- _Rows from a figure dataset_
- - - - - - -
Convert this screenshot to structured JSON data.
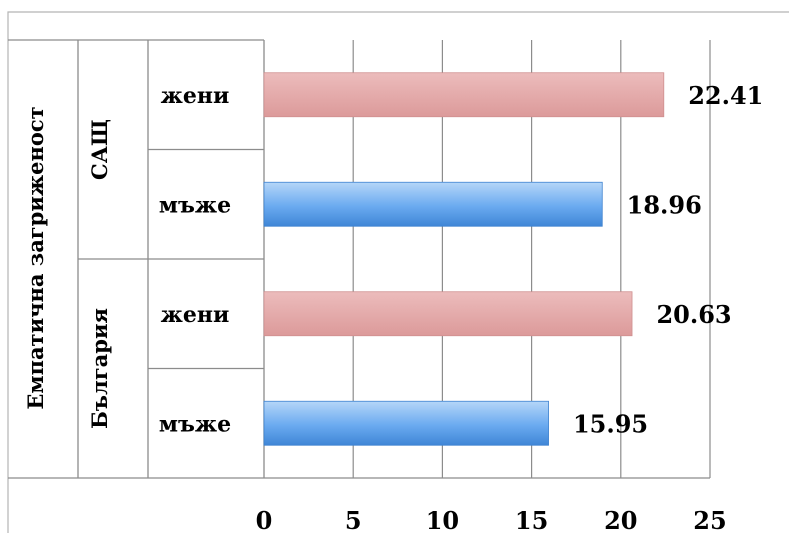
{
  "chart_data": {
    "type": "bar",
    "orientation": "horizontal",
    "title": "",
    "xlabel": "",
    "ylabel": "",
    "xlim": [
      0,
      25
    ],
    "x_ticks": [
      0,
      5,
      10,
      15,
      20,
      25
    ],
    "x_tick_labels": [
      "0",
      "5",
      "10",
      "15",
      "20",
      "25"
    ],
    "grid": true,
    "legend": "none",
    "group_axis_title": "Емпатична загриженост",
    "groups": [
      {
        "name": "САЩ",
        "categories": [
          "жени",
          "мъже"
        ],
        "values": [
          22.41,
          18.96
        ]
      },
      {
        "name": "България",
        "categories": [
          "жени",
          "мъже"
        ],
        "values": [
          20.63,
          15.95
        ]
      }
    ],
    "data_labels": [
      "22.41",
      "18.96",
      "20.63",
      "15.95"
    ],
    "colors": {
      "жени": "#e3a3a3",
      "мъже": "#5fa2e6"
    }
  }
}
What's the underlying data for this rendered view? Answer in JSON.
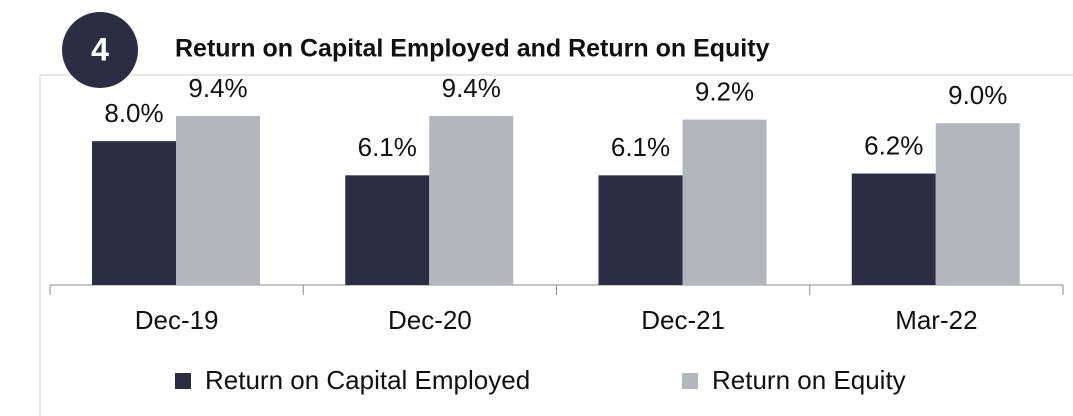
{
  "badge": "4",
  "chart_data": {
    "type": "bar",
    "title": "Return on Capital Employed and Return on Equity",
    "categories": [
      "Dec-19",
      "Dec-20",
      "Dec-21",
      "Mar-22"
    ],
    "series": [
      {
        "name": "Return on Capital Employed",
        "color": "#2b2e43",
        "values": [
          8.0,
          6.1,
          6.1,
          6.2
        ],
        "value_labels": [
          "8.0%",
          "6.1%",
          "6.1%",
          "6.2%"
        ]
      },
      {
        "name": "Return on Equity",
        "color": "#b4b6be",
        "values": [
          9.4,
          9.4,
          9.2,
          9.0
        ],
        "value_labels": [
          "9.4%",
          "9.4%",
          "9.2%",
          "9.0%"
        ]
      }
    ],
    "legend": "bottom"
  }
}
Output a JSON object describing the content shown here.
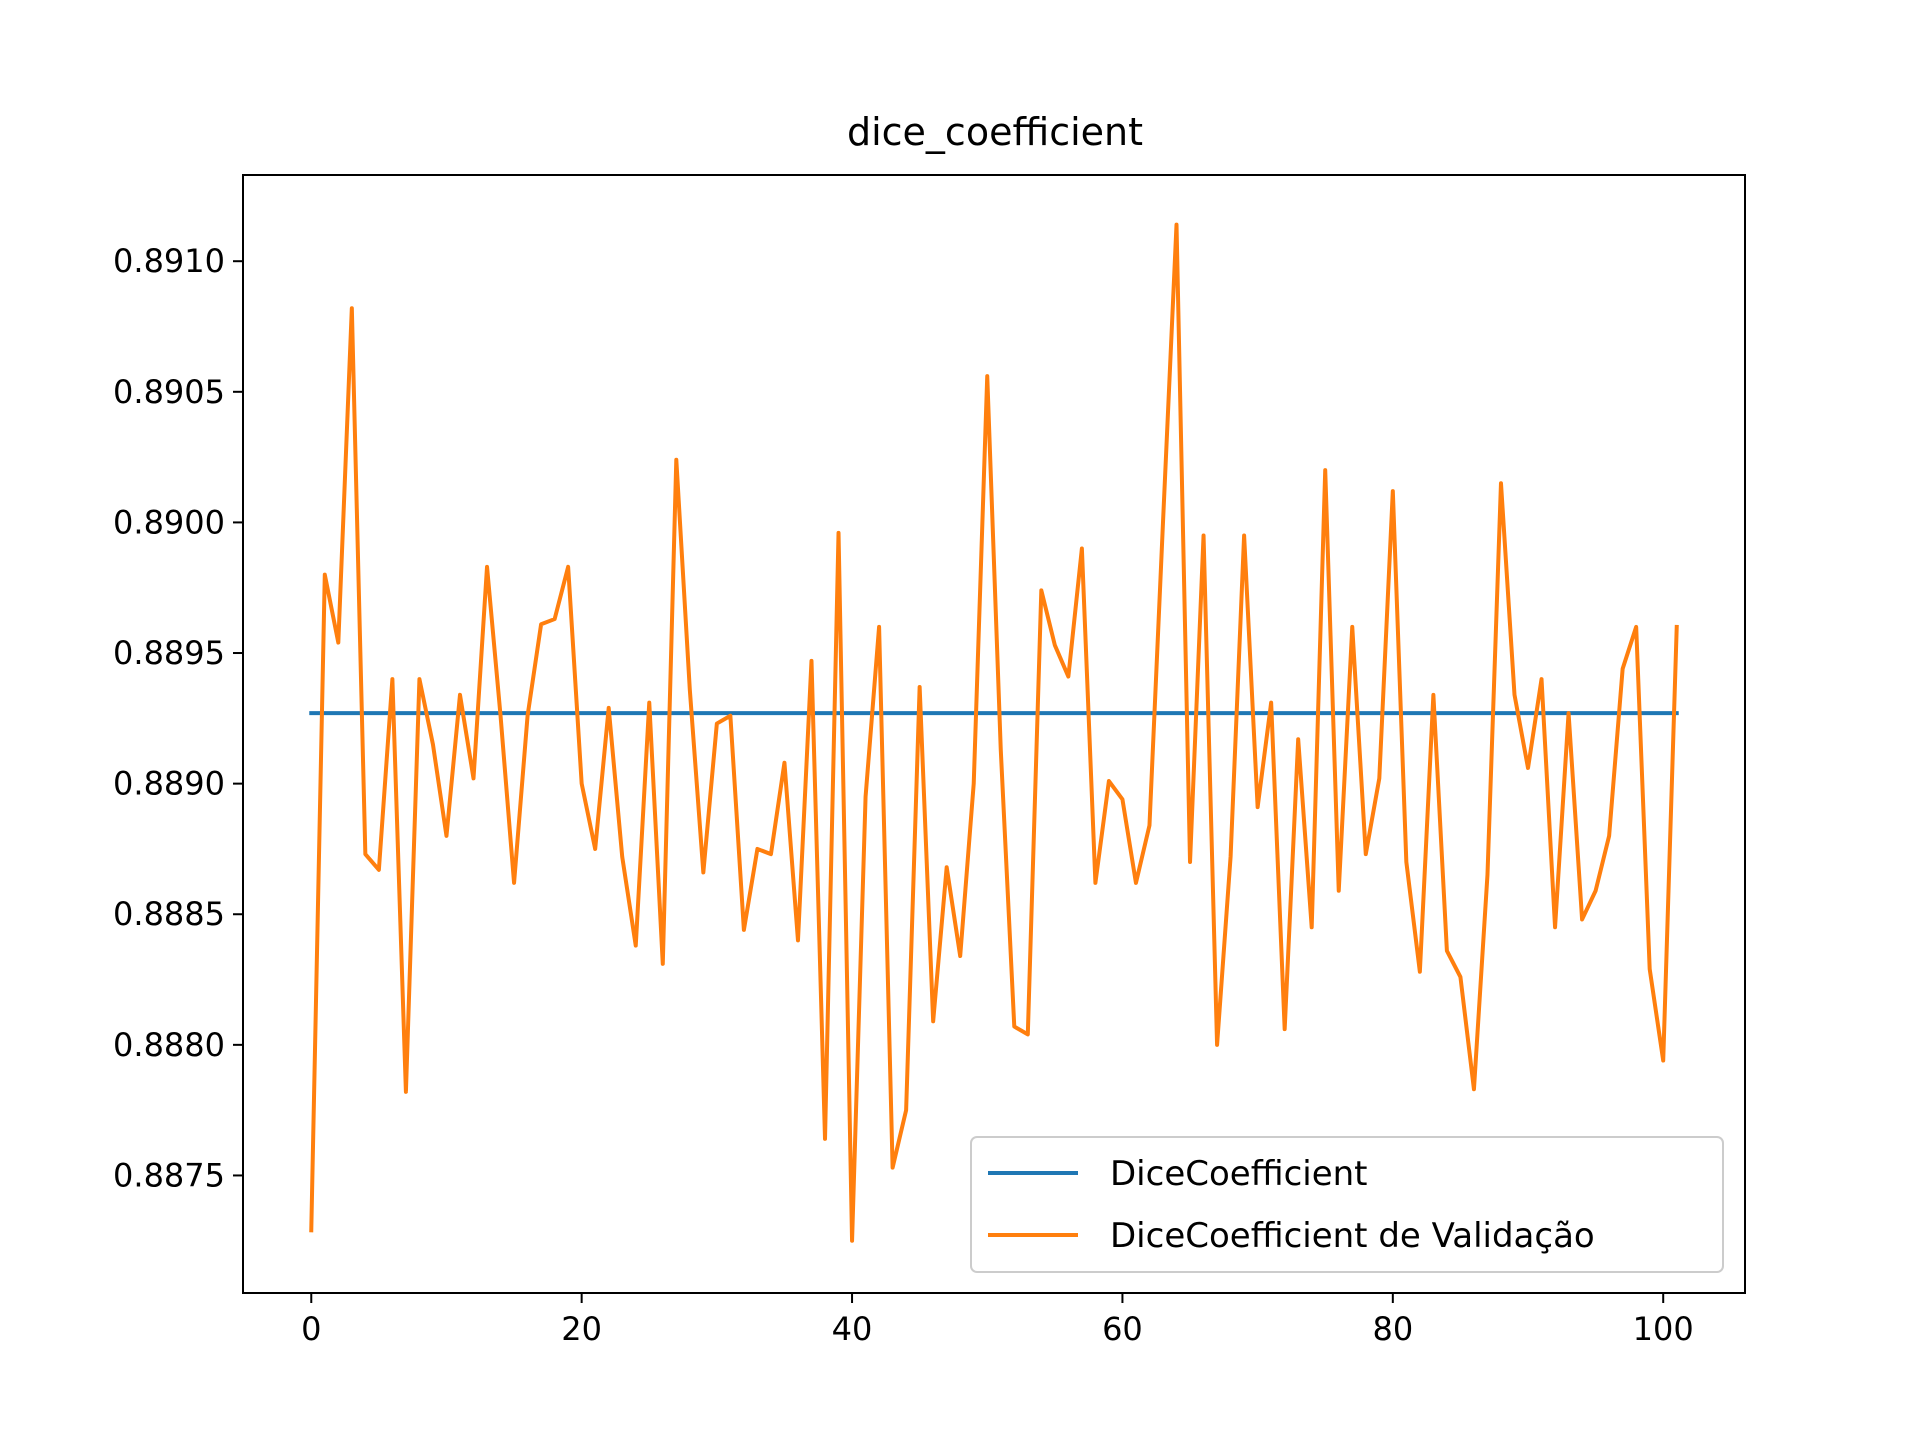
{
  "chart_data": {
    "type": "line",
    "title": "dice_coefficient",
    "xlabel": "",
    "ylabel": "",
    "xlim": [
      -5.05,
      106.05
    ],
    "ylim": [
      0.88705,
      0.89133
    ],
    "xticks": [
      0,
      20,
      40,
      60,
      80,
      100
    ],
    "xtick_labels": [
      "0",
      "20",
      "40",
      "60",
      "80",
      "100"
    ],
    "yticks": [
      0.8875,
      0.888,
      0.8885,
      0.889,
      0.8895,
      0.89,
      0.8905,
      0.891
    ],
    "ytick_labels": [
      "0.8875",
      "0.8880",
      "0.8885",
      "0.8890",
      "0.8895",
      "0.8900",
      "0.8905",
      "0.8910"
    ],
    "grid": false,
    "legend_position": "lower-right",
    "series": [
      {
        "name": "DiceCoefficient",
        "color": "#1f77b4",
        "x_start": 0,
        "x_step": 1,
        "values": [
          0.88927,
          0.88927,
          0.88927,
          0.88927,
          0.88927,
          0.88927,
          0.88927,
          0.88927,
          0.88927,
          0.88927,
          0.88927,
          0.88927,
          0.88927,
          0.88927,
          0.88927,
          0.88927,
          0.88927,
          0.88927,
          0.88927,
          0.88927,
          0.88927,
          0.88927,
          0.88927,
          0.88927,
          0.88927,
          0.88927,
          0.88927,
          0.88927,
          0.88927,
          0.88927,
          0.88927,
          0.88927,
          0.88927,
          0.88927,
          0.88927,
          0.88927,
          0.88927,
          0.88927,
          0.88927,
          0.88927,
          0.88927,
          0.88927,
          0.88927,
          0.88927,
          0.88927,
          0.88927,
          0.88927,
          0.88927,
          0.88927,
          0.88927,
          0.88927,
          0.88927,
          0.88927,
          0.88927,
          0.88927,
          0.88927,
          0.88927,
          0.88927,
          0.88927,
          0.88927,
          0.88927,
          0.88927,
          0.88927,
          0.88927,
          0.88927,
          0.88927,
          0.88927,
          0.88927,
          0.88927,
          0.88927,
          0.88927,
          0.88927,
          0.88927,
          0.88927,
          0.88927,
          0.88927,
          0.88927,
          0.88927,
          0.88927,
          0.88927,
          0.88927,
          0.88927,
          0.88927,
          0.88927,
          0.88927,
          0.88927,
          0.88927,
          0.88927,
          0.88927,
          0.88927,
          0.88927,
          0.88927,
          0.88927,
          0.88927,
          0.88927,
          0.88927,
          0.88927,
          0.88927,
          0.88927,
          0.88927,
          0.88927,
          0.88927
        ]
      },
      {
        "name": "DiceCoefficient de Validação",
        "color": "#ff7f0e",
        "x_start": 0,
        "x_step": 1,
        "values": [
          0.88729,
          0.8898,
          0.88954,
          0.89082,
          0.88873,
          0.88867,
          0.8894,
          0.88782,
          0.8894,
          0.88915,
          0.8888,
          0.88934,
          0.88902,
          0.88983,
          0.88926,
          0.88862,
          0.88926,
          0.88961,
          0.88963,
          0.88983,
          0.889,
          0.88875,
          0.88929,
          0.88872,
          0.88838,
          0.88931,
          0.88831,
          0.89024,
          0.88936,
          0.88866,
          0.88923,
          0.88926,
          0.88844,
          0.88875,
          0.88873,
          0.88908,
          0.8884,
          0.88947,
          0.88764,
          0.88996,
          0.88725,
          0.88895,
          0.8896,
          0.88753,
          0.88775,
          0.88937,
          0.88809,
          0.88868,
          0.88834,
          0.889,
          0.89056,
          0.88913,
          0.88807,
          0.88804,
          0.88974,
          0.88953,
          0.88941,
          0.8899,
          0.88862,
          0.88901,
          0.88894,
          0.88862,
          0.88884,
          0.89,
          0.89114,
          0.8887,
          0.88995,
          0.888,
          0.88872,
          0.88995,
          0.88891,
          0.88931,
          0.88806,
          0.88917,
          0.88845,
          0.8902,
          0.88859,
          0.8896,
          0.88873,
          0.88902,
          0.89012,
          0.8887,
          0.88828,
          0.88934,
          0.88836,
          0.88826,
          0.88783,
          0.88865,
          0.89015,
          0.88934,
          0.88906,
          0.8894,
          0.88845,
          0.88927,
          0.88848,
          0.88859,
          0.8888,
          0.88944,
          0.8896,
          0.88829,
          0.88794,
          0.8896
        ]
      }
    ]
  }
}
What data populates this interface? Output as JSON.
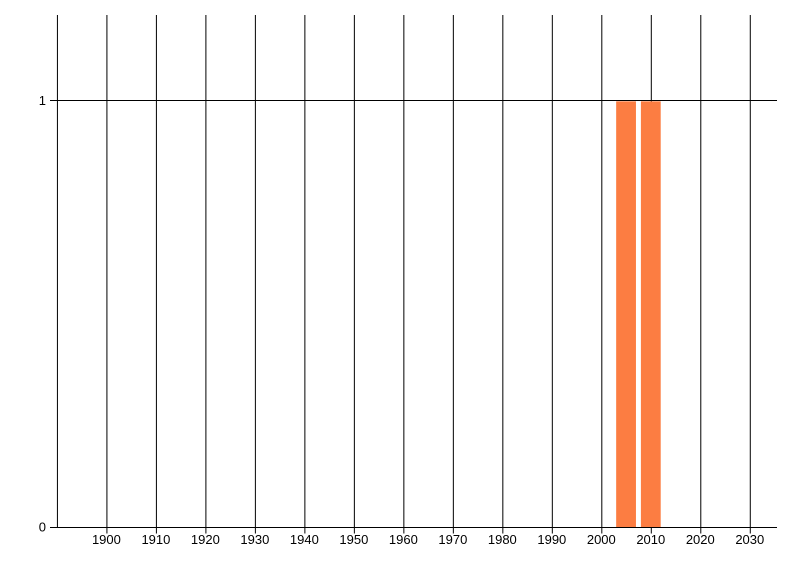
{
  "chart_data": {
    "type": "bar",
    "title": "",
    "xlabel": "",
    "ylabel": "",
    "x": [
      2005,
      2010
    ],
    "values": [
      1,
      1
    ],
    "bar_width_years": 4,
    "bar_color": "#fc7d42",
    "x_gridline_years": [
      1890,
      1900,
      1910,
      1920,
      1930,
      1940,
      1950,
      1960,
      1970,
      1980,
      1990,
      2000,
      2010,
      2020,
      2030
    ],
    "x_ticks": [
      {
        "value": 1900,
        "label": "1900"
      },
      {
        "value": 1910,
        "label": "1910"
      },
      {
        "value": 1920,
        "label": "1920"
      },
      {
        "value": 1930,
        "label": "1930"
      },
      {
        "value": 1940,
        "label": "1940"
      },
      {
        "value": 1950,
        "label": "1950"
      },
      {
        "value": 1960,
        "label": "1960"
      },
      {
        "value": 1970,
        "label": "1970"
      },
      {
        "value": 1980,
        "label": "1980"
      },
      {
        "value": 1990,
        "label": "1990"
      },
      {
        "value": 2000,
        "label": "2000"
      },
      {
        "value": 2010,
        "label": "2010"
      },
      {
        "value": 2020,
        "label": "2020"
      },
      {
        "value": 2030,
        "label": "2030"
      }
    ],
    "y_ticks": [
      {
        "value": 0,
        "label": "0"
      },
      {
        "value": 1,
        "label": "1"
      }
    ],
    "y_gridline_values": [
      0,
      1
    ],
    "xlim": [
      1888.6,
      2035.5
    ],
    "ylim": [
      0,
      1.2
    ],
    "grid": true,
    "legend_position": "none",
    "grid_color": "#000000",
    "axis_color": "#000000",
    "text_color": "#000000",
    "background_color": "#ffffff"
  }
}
- - - - - - -
- _Direction_
In the entries above, find lines with "this" and copy each.

- _Exercise solution_
Convert this screenshot to structured JSON data.
What's the underlying data for this rendered view? Answer in JSON.
What data populates this interface? Output as JSON.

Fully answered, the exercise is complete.